----- RECORD EXCERPTS

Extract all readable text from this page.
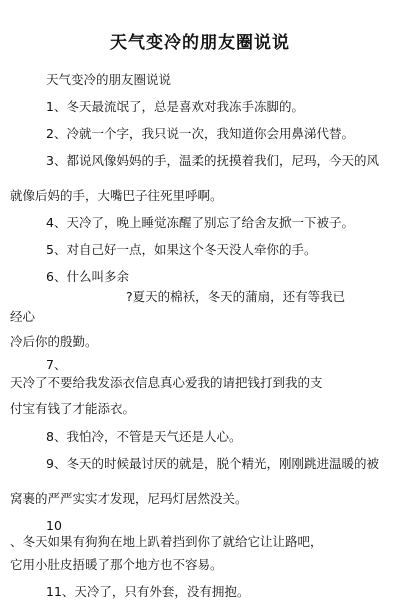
天气变冷的朋友圈说说
天气变冷的朋友圈说说
1、冬天最流氓了，总是喜欢对我冻手冻脚的。
2、冷就一个字，我只说一次，我知道你会用鼻涕代替。
3、都说风像妈妈的手，温柔的抚摸着我们，尼玛，今天的风
就像后妈的手，大嘴巴子往死里呼啊。
4、天冷了，晚上睡觉冻醒了别忘了给舍友掀一下被子。
5、对自己好一点，如果这个冬天没人牵你的手。
6、什么叫多余
?夏天的棉袄，冬天的蒲扇，还有等我已
经心
冷后你的殷勤。
7、
天冷了不要给我发添衣信息真心爱我的请把钱打到我的支
付宝有钱了才能添衣。
8、我怕冷，不管是天气还是人心。
9、冬天的时候最讨厌的就是，脱个精光，刚刚跳进温暖的被
窝裹的严严实实才发现，尼玛灯居然没关。
10
、冬天如果有狗狗在地上趴着挡到你了就给它让让路吧，
它用小肚皮捂暖了那个地方也不容易。
11、天冷了，只有外套，没有拥抱。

----------

Quote every line of the records above exactly; no picture is to be copied.

Extract all readable text from this page.
天气变冷的朋友圈说说
天气变冷的朋友圈说说
1、冬天最流氓了，总是喜欢对我冻手冻脚的。
2、冷就一个字，我只说一次，我知道你会用鼻涕代替。
3、都说风像妈妈的手，温柔的抚摸着我们，尼玛，今天的风
就像后妈的手，大嘴巴子往死里呼啊。
4、天冷了，晚上睡觉冻醒了别忘了给舍友掀一下被子。
5、对自己好一点，如果这个冬天没人牵你的手。
6、什么叫多余
?夏天的棉袄，冬天的蒲扇，还有等我已
经心
冷后你的殷勤。
7、
天冷了不要给我发添衣信息真心爱我的请把钱打到我的支
付宝有钱了才能添衣。
8、我怕冷，不管是天气还是人心。
9、冬天的时候最讨厌的就是，脱个精光，刚刚跳进温暖的被
窝裹的严严实实才发现，尼玛灯居然没关。
10
、冬天如果有狗狗在地上趴着挡到你了就给它让让路吧，
它用小肚皮捂暖了那个地方也不容易。
11、天冷了，只有外套，没有拥抱。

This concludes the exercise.